GOAL OF THE EXERCISE —
Pull out every line of the listing below where "rendering" appears.

A block of data:
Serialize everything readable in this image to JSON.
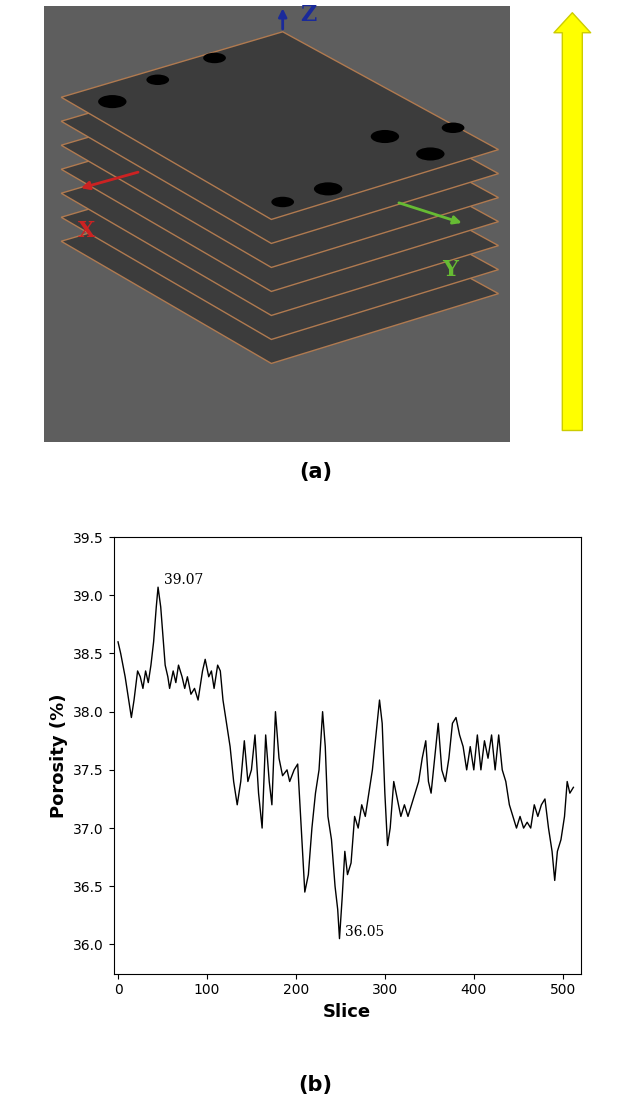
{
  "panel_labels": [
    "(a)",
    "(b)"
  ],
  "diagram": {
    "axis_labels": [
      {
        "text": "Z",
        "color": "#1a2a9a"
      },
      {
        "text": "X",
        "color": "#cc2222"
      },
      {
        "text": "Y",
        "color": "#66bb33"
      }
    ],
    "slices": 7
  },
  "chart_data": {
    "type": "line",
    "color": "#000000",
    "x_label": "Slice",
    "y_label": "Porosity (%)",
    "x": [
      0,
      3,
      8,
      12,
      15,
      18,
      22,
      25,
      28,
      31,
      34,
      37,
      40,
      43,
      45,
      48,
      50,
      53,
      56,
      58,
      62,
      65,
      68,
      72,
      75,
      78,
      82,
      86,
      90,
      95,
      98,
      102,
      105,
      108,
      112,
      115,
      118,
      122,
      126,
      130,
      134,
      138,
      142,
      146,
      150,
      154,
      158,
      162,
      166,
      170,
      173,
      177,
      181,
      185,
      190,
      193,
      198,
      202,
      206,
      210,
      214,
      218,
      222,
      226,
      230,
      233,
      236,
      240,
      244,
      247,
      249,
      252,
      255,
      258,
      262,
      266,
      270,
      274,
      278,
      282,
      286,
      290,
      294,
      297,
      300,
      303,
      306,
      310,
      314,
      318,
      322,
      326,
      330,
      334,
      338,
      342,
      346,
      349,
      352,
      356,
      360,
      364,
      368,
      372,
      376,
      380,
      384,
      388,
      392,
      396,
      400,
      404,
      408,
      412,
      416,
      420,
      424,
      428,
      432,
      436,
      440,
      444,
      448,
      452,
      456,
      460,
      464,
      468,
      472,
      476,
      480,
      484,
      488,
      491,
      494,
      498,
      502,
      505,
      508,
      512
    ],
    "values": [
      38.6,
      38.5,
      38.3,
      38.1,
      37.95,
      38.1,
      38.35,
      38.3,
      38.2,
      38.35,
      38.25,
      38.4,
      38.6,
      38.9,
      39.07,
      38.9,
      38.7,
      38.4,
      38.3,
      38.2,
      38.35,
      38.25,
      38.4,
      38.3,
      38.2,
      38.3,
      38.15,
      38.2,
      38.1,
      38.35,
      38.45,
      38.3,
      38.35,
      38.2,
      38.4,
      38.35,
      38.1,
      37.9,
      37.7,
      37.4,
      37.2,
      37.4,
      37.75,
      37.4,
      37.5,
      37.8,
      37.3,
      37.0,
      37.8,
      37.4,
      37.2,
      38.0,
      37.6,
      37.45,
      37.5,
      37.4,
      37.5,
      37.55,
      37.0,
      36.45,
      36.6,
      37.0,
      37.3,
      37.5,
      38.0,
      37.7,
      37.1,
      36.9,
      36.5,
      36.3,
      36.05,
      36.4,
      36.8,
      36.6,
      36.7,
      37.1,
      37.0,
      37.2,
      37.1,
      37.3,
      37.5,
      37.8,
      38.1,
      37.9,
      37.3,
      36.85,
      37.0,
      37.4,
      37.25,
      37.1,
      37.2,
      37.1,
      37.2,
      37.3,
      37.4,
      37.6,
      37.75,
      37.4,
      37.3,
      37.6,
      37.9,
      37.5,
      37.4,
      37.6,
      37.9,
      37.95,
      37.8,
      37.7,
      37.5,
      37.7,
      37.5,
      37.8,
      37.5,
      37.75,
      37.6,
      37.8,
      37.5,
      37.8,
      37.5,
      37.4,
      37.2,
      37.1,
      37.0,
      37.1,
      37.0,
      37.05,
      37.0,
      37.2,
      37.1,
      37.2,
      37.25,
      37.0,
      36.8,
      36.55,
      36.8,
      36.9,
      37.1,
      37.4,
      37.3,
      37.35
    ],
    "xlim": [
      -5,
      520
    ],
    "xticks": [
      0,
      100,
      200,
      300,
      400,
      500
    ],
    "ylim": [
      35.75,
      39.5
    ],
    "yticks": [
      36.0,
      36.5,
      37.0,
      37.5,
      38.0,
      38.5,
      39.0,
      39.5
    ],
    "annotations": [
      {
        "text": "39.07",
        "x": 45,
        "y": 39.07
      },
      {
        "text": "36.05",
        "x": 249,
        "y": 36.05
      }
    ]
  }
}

--

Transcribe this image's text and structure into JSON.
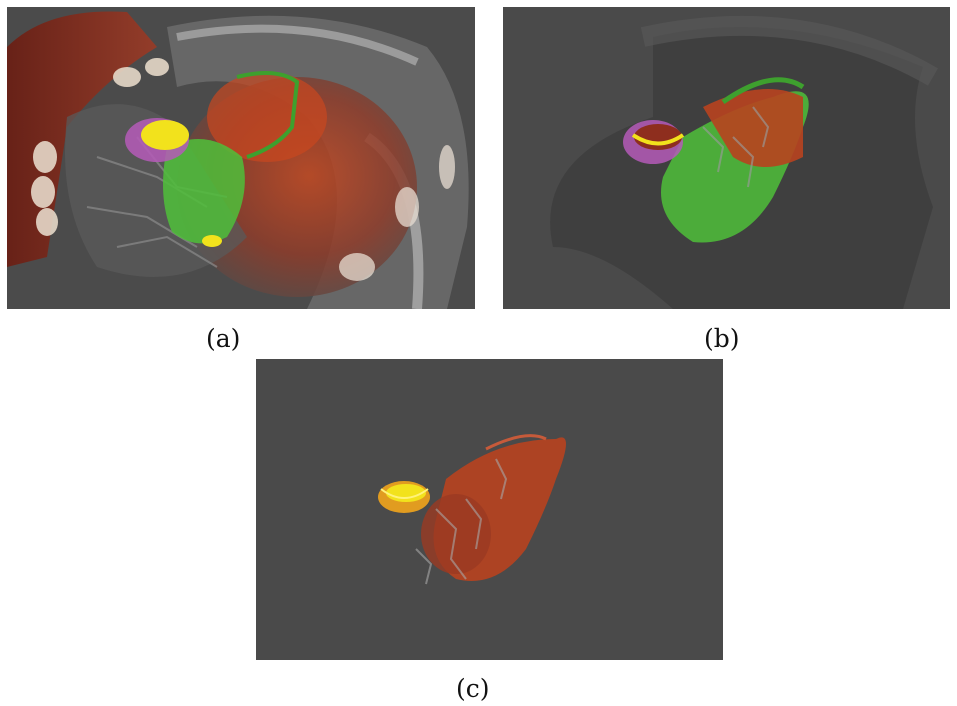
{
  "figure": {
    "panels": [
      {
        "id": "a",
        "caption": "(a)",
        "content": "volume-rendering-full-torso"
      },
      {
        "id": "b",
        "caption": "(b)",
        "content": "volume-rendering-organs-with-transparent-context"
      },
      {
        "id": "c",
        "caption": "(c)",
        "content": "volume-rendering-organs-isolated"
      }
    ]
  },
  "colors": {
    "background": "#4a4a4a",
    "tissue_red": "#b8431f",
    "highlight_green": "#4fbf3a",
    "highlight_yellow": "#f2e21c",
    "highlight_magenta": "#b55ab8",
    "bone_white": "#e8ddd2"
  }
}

TASK RESULT —
        "content": "volume-rendering-full-torso"
        "content": "volume-rendering-organs-with-transparent-context"
        "content": "volume-rendering-organs-isolated"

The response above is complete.